At no point did the golpistas issue any proclamation about taking power. As in Venezuela this year, it was about shedding blood, either through “spontaneous violence” or through government repression of it, making the country ungovernable, to ensure general condemnation of the government by the “international community,” so as to make the forced resignation or removal of the head of state acceptable. The story was supposed to be about the struggle against Morales’s “statist, authoritarian and indigenist” approach (“indigenist” here meaning populist), with Bolivia presented as a “Chavista satellite state.”
Morales, who had the support of the Union of South American Nations (Unasur), used popular mobilisation rather than military repression to thwart the coup. On 10 September 2008 the government gave Goldberg 72 hours to leave the country, and the separatist fever suddenly disappeared.
The US is still in the coup-support game. In the 2009 Honduras coup, the aircraft that took Zelaya to San José in Costa Rica stopped over at the mainly US military base at Palmerola, on Honduran territory.
Was the US behind 30-S?
“When I asked President Correa if the US was behind 30-S,” said Juan Paz y Miño, “he replied, ‘we don’t have any proof but… we can’t discount the possibility.” Correa later ruled out any direct responsibility on the part of President Barack Obama, but hinted at CIA involvement: “What we know for certain is that there are [in the US] far-right groups, a great number of foundations that finance the many groups and conspirators who oppose our government.”
In 1983, the National Endowment for Democracy was established on President Reagan’s initiative, and under the auspices of the US Congress, to “promote democracy” around the world. Working with the US Agency for International Development, the International Republican Institute, the National Democratic Institute and the US Institute of Peace, and with thinktanks and foundations including Freedom House and the Open Society Institute, it finances and gives ideological as well as technical support to political oppositions and NGOs.

● ● ● ●

_QUESTIONS ON THE MATERIAL_
• a. Print the passage on US coup support from "At no point" up to and including "fever suddenly disappeared.".
• b. Answer these questions from the passage on US coup support:
(i) How many hours did the government give Goldberg to leave the country?
(ii) At which base did the aircraft taking Zelaya to San José stop over?
(iii) In what year was the National Endowment for Democracy established?
• c. Write the next part of the passage on US coup support, picking up after its final sentence.

● ● ● ●

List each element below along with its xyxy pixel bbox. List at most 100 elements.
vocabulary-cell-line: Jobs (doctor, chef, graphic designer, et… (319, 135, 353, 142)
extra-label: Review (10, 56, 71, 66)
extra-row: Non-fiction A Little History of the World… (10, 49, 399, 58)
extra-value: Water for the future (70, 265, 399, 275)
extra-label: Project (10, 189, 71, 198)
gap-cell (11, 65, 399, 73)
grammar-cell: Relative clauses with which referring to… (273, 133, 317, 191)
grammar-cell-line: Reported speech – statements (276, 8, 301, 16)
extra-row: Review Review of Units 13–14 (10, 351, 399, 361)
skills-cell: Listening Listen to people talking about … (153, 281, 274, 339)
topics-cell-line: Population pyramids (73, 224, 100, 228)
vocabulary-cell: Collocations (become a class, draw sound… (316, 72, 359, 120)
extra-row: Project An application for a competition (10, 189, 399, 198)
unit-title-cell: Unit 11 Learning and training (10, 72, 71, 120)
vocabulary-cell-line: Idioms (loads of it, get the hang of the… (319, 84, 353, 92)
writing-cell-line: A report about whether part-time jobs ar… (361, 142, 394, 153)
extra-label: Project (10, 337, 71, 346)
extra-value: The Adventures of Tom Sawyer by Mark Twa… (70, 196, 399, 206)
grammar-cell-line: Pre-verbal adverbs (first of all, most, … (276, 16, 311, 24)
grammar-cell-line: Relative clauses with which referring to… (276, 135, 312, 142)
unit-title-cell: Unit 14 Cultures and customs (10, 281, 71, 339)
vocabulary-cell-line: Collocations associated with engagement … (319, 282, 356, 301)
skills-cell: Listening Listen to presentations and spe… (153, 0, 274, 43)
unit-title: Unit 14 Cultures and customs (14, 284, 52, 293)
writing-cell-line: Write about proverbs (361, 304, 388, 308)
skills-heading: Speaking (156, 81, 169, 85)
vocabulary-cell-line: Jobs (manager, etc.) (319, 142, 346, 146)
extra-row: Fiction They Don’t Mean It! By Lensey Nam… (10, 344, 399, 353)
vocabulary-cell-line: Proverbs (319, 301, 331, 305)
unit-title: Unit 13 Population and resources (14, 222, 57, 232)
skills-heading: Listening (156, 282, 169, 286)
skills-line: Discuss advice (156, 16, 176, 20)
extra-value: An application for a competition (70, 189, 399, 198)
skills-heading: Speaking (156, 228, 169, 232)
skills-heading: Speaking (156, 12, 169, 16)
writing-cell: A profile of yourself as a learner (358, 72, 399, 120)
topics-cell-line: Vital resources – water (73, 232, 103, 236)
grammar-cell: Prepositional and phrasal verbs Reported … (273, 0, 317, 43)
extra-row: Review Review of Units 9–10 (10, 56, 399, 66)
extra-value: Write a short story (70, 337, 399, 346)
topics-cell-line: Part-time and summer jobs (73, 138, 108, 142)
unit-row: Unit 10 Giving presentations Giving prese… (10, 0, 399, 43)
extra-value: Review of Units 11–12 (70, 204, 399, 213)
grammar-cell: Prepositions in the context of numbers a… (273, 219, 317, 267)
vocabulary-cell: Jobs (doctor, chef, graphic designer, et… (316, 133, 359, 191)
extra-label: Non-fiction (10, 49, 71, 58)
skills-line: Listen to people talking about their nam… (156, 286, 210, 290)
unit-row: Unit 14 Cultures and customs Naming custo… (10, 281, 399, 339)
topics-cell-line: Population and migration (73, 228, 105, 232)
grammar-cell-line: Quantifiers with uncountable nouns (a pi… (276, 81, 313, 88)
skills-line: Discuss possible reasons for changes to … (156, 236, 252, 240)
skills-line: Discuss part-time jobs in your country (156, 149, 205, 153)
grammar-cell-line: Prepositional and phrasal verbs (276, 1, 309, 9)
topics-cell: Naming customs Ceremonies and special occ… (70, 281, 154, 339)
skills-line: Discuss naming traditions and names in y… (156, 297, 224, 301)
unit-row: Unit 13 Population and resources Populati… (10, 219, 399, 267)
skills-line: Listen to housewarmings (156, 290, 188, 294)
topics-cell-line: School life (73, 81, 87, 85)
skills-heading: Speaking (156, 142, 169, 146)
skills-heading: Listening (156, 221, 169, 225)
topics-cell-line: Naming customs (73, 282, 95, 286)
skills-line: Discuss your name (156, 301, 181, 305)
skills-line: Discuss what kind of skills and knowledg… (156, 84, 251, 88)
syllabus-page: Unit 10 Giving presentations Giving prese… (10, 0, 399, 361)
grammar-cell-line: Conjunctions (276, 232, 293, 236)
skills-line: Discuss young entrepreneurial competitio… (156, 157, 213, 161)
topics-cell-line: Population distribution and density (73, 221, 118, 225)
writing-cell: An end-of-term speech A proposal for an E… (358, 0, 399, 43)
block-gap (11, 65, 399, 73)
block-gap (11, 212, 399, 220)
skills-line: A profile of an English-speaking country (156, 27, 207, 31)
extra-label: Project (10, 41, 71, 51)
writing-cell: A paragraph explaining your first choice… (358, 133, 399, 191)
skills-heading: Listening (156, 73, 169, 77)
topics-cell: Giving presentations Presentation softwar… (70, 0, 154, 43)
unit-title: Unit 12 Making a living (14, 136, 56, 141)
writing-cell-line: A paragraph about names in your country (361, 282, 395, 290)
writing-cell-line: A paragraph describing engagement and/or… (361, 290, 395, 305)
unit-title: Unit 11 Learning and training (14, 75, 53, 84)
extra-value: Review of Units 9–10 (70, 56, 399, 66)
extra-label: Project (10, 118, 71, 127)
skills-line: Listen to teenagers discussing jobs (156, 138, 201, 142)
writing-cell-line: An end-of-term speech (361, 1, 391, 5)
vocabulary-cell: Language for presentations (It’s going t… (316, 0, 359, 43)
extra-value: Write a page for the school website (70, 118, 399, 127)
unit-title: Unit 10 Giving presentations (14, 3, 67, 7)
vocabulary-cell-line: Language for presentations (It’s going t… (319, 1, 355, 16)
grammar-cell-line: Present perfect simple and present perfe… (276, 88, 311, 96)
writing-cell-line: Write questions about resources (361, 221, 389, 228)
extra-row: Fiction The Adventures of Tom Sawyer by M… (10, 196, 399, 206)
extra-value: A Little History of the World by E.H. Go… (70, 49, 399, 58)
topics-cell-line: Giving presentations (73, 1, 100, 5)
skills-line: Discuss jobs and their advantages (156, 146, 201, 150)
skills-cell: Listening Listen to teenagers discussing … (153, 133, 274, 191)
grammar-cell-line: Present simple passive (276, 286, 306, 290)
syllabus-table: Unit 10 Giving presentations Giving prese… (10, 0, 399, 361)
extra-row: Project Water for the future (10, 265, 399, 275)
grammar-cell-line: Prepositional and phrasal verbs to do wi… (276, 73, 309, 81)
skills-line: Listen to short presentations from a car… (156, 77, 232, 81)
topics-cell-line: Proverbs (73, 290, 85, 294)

● ● ● ●

_WRITTEN RESPONSES_
• a.
At no point did the golpistas issue any proclamation about taking power. As in Venezuela this year, it was about shedding blood, either through “spontaneous violence” or through government repression of it, making the country ungovernable, to ensure general condemnation of the government by the “international community,” so as to make the forced resignation or removal of the head of state acceptable. The story was supposed to be about the struggle against Morales’s “statist, authoritarian and indigenist” approach (“indigenist” here meaning populist), with Bolivia presented as a “Chavista satellite state.”
Morales, who had the support of the Union of South American Nations (Unasur), used popular mobilisation rather than military repression to thwart the coup. On 10 September 2008 the government gave Goldberg 72 hours to leave the country, and the separatist fever suddenly disappeared.

• b.
(i) 72 hours
(ii) Palmerola
(iii) 1983

• c.
In 2013/14, the Venezuelan opposition received a total of $14m to fund election campaigns and the “peaceful protests” of 2014, which have all the appearances of an anti-democratic rebellion. The Democratic Unity Platform received $100,000 for an exchange project with Bolivian, Nicaraguan and Argentinian organisations, aimed at “sharing the lessons learned in Venezuela and enabling them to be applied to those countries.”
People mostly remember the attempted coup of April 2002, but the struggle in Venezuela has been continuous: In December 2001 employers organised a general strike; from December 2002 to January 2003 there were attempts at economic destabilisation through lockouts to paralyse the national oil company, and soldiers called for a rebellion from the “liberated territory” of Altamira Square, in the smart area of Caracas. In 2004 the first street barricades went up, and a hundred Colombian paramilitaries turned up close to Caracas. The struggle still goes on. “In this country,” said Venezuela’s interior minister Miguel Rodríguez Torres, “they apply what the left used to call a ‘combination of all forms of struggle’. And if you make a list of the people involved, they have remained the same since the start; it’s the same organisations … What changes, every time, is the method.”
Maurice Lemoine is a journalist and the author of Sur les eaux noires du fleuve (On the Black Waters of the River), Don Quichotte, Paris, 2013. Translated by Charles Goulden.